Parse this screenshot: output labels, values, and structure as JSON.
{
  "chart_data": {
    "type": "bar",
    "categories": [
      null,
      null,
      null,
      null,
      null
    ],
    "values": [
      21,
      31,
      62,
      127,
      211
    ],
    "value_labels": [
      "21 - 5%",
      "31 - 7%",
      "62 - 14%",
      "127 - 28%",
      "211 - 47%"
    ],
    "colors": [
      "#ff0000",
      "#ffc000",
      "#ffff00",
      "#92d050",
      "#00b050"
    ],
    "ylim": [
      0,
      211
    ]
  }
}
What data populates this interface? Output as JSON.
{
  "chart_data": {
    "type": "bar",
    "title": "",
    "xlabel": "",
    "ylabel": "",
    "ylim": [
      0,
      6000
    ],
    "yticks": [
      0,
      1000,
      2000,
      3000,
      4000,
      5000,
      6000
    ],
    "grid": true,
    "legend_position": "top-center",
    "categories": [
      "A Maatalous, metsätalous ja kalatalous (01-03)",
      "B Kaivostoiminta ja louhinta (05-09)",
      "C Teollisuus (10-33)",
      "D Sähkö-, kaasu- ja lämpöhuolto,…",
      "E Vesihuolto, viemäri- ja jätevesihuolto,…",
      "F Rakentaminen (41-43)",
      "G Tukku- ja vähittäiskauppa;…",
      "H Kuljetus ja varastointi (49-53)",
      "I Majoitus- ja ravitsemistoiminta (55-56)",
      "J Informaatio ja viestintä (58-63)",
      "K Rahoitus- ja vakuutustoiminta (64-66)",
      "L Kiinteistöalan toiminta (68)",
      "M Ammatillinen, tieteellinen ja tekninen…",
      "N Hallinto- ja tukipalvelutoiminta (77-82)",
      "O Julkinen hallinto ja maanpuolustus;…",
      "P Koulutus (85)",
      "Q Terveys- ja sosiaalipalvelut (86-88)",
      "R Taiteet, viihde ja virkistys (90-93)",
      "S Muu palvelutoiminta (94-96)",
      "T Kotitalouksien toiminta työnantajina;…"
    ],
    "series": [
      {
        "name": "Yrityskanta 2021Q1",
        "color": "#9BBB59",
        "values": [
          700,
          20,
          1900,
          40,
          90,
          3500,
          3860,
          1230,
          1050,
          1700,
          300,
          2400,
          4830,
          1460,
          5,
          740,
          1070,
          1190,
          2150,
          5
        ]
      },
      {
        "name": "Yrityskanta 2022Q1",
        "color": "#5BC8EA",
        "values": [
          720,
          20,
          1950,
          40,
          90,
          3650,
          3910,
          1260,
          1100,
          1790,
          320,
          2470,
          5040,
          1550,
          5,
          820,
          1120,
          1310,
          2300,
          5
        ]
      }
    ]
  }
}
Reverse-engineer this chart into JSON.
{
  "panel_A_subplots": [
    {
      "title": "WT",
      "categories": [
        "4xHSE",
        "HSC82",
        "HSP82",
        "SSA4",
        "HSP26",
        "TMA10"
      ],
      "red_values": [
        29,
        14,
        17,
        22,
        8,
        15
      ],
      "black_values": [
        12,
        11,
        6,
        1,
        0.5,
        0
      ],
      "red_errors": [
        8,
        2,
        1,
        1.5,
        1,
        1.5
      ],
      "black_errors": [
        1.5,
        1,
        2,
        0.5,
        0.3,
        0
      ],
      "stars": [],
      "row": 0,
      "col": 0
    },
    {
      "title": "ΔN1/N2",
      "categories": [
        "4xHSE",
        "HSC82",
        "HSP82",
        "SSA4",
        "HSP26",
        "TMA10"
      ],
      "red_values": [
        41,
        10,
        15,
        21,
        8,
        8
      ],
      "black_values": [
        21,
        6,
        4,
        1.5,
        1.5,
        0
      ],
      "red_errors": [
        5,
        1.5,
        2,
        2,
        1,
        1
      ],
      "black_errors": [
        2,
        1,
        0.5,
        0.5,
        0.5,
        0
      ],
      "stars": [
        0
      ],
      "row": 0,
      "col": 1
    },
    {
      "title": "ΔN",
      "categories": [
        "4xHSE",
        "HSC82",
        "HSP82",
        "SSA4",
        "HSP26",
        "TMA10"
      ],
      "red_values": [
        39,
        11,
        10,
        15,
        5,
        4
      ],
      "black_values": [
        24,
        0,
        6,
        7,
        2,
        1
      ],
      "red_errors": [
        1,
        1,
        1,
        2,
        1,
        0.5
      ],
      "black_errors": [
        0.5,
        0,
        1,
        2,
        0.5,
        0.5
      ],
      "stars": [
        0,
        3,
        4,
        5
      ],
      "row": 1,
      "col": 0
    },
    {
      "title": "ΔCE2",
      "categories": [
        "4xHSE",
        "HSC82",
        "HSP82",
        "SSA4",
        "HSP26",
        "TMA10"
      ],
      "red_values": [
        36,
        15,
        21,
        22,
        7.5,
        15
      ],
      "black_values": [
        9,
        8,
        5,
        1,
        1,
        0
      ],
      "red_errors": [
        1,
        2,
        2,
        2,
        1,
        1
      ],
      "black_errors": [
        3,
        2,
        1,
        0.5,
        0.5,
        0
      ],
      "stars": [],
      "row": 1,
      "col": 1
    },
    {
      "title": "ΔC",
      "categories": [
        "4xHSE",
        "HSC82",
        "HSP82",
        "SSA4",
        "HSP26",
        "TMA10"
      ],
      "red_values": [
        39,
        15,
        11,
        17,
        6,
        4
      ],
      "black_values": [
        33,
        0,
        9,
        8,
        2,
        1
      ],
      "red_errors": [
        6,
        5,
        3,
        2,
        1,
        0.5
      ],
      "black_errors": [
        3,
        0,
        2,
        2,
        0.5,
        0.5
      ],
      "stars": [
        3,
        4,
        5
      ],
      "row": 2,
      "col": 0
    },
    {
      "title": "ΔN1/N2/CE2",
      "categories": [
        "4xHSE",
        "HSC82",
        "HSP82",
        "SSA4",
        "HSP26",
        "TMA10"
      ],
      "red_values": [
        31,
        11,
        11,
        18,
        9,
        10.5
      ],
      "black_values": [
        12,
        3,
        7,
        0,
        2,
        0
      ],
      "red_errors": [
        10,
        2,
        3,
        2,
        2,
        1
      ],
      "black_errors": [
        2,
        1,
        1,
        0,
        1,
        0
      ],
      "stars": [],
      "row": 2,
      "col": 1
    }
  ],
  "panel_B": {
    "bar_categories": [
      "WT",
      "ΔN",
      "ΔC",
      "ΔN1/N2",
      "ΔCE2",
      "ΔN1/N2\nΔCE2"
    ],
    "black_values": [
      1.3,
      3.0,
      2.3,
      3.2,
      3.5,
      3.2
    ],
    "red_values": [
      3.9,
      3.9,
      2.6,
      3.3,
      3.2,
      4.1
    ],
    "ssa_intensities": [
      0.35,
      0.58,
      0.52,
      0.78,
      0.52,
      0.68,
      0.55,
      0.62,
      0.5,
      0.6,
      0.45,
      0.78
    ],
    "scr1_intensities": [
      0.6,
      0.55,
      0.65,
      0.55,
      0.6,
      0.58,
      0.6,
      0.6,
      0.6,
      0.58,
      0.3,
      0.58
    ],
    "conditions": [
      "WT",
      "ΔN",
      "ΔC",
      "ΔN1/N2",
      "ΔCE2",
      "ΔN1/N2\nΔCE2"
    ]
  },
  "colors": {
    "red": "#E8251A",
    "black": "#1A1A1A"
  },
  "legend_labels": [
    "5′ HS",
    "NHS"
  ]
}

__________________________________________________

- **Directive**
Give an exact copy of all the data shown above.

- **Output of the exercise**
Parse this screenshot: output labels, values, and structure as JSON.
{
  "chart_data": {
    "type": "bar",
    "categories": [
      null,
      null,
      null,
      null,
      null
    ],
    "values": [
      21,
      31,
      62,
      127,
      211
    ],
    "value_labels": [
      "21 - 5%",
      "31 - 7%",
      "62 - 14%",
      "127 - 28%",
      "211 - 47%"
    ],
    "colors": [
      "#ff0000",
      "#ffc000",
      "#ffff00",
      "#92d050",
      "#00b050"
    ],
    "ylim": [
      0,
      211
    ]
  }
}
What data populates this interface? Output as JSON.
{
  "chart_data": {
    "type": "bar",
    "title": "",
    "xlabel": "",
    "ylabel": "",
    "ylim": [
      0,
      6000
    ],
    "yticks": [
      0,
      1000,
      2000,
      3000,
      4000,
      5000,
      6000
    ],
    "grid": true,
    "legend_position": "top-center",
    "categories": [
      "A Maatalous, metsätalous ja kalatalous (01-03)",
      "B Kaivostoiminta ja louhinta (05-09)",
      "C Teollisuus (10-33)",
      "D Sähkö-, kaasu- ja lämpöhuolto,…",
      "E Vesihuolto, viemäri- ja jätevesihuolto,…",
      "F Rakentaminen (41-43)",
      "G Tukku- ja vähittäiskauppa;…",
      "H Kuljetus ja varastointi (49-53)",
      "I Majoitus- ja ravitsemistoiminta (55-56)",
      "J Informaatio ja viestintä (58-63)",
      "K Rahoitus- ja vakuutustoiminta (64-66)",
      "L Kiinteistöalan toiminta (68)",
      "M Ammatillinen, tieteellinen ja tekninen…",
      "N Hallinto- ja tukipalvelutoiminta (77-82)",
      "O Julkinen hallinto ja maanpuolustus;…",
      "P Koulutus (85)",
      "Q Terveys- ja sosiaalipalvelut (86-88)",
      "R Taiteet, viihde ja virkistys (90-93)",
      "S Muu palvelutoiminta (94-96)",
      "T Kotitalouksien toiminta työnantajina;…"
    ],
    "series": [
      {
        "name": "Yrityskanta 2021Q1",
        "color": "#9BBB59",
        "values": [
          700,
          20,
          1900,
          40,
          90,
          3500,
          3860,
          1230,
          1050,
          1700,
          300,
          2400,
          4830,
          1460,
          5,
          740,
          1070,
          1190,
          2150,
          5
        ]
      },
      {
        "name": "Yrityskanta 2022Q1",
        "color": "#5BC8EA",
        "values": [
          720,
          20,
          1950,
          40,
          90,
          3650,
          3910,
          1260,
          1100,
          1790,
          320,
          2470,
          5040,
          1550,
          5,
          820,
          1120,
          1310,
          2300,
          5
        ]
      }
    ]
  }
}
Reverse-engineer this chart into JSON.
{
  "panel_A_subplots": [
    {
      "title": "WT",
      "categories": [
        "4xHSE",
        "HSC82",
        "HSP82",
        "SSA4",
        "HSP26",
        "TMA10"
      ],
      "red_values": [
        29,
        14,
        17,
        22,
        8,
        15
      ],
      "black_values": [
        12,
        11,
        6,
        1,
        0.5,
        0
      ],
      "red_errors": [
        8,
        2,
        1,
        1.5,
        1,
        1.5
      ],
      "black_errors": [
        1.5,
        1,
        2,
        0.5,
        0.3,
        0
      ],
      "stars": [],
      "row": 0,
      "col": 0
    },
    {
      "title": "ΔN1/N2",
      "categories": [
        "4xHSE",
        "HSC82",
        "HSP82",
        "SSA4",
        "HSP26",
        "TMA10"
      ],
      "red_values": [
        41,
        10,
        15,
        21,
        8,
        8
      ],
      "black_values": [
        21,
        6,
        4,
        1.5,
        1.5,
        0
      ],
      "red_errors": [
        5,
        1.5,
        2,
        2,
        1,
        1
      ],
      "black_errors": [
        2,
        1,
        0.5,
        0.5,
        0.5,
        0
      ],
      "stars": [
        0
      ],
      "row": 0,
      "col": 1
    },
    {
      "title": "ΔN",
      "categories": [
        "4xHSE",
        "HSC82",
        "HSP82",
        "SSA4",
        "HSP26",
        "TMA10"
      ],
      "red_values": [
        39,
        11,
        10,
        15,
        5,
        4
      ],
      "black_values": [
        24,
        0,
        6,
        7,
        2,
        1
      ],
      "red_errors": [
        1,
        1,
        1,
        2,
        1,
        0.5
      ],
      "black_errors": [
        0.5,
        0,
        1,
        2,
        0.5,
        0.5
      ],
      "stars": [
        0,
        3,
        4,
        5
      ],
      "row": 1,
      "col": 0
    },
    {
      "title": "ΔCE2",
      "categories": [
        "4xHSE",
        "HSC82",
        "HSP82",
        "SSA4",
        "HSP26",
        "TMA10"
      ],
      "red_values": [
        36,
        15,
        21,
        22,
        7.5,
        15
      ],
      "black_values": [
        9,
        8,
        5,
        1,
        1,
        0
      ],
      "red_errors": [
        1,
        2,
        2,
        2,
        1,
        1
      ],
      "black_errors": [
        3,
        2,
        1,
        0.5,
        0.5,
        0
      ],
      "stars": [],
      "row": 1,
      "col": 1
    },
    {
      "title": "ΔC",
      "categories": [
        "4xHSE",
        "HSC82",
        "HSP82",
        "SSA4",
        "HSP26",
        "TMA10"
      ],
      "red_values": [
        39,
        15,
        11,
        17,
        6,
        4
      ],
      "black_values": [
        33,
        0,
        9,
        8,
        2,
        1
      ],
      "red_errors": [
        6,
        5,
        3,
        2,
        1,
        0.5
      ],
      "black_errors": [
        3,
        0,
        2,
        2,
        0.5,
        0.5
      ],
      "stars": [
        3,
        4,
        5
      ],
      "row": 2,
      "col": 0
    },
    {
      "title": "ΔN1/N2/CE2",
      "categories": [
        "4xHSE",
        "HSC82",
        "HSP82",
        "SSA4",
        "HSP26",
        "TMA10"
      ],
      "red_values": [
        31,
        11,
        11,
        18,
        9,
        10.5
      ],
      "black_values": [
        12,
        3,
        7,
        0,
        2,
        0
      ],
      "red_errors": [
        10,
        2,
        3,
        2,
        2,
        1
      ],
      "black_errors": [
        2,
        1,
        1,
        0,
        1,
        0
      ],
      "stars": [],
      "row": 2,
      "col": 1
    }
  ],
  "panel_B": {
    "bar_categories": [
      "WT",
      "ΔN",
      "ΔC",
      "ΔN1/N2",
      "ΔCE2",
      "ΔN1/N2\nΔCE2"
    ],
    "black_values": [
      1.3,
      3.0,
      2.3,
      3.2,
      3.5,
      3.2
    ],
    "red_values": [
      3.9,
      3.9,
      2.6,
      3.3,
      3.2,
      4.1
    ],
    "ssa_intensities": [
      0.35,
      0.58,
      0.52,
      0.78,
      0.52,
      0.68,
      0.55,
      0.62,
      0.5,
      0.6,
      0.45,
      0.78
    ],
    "scr1_intensities": [
      0.6,
      0.55,
      0.65,
      0.55,
      0.6,
      0.58,
      0.6,
      0.6,
      0.6,
      0.58,
      0.3,
      0.58
    ],
    "conditions": [
      "WT",
      "ΔN",
      "ΔC",
      "ΔN1/N2",
      "ΔCE2",
      "ΔN1/N2\nΔCE2"
    ]
  },
  "colors": {
    "red": "#E8251A",
    "black": "#1A1A1A"
  },
  "legend_labels": [
    "5′ HS",
    "NHS"
  ]
}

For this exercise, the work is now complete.